▶ _Data_:
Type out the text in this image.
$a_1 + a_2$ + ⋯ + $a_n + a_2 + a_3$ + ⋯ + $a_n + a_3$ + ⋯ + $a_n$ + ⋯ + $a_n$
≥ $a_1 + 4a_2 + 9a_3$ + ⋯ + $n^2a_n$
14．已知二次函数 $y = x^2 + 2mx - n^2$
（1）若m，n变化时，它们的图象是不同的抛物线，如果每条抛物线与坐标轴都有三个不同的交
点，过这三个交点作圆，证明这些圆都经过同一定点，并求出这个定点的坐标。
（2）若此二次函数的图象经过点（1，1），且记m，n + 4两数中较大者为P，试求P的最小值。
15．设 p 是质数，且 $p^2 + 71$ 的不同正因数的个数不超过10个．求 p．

▶ _The task_: Quote the listing in full, please, keeping every line exact.

▶ _Expected answer_:
Type out the text in this image.
$a_1 + a_2$ + ⋯ + $a_n + a_2 + a_3$ + ⋯ + $a_n + a_3$ + ⋯ + $a_n$ + ⋯ + $a_n$
≥ $a_1 + 4a_2 + 9a_3$ + ⋯ + $n^2a_n$
14．已知二次函数 $y = x^2 + 2mx - n^2$
（1）若m，n变化时，它们的图象是不同的抛物线，如果每条抛物线与坐标轴都有三个不同的交
点，过这三个交点作圆，证明这些圆都经过同一定点，并求出这个定点的坐标。
（2）若此二次函数的图象经过点（1，1），且记m，n + 4两数中较大者为P，试求P的最小值。
15．设 p 是质数，且 $p^2 + 71$ 的不同正因数的个数不超过10个．求 p．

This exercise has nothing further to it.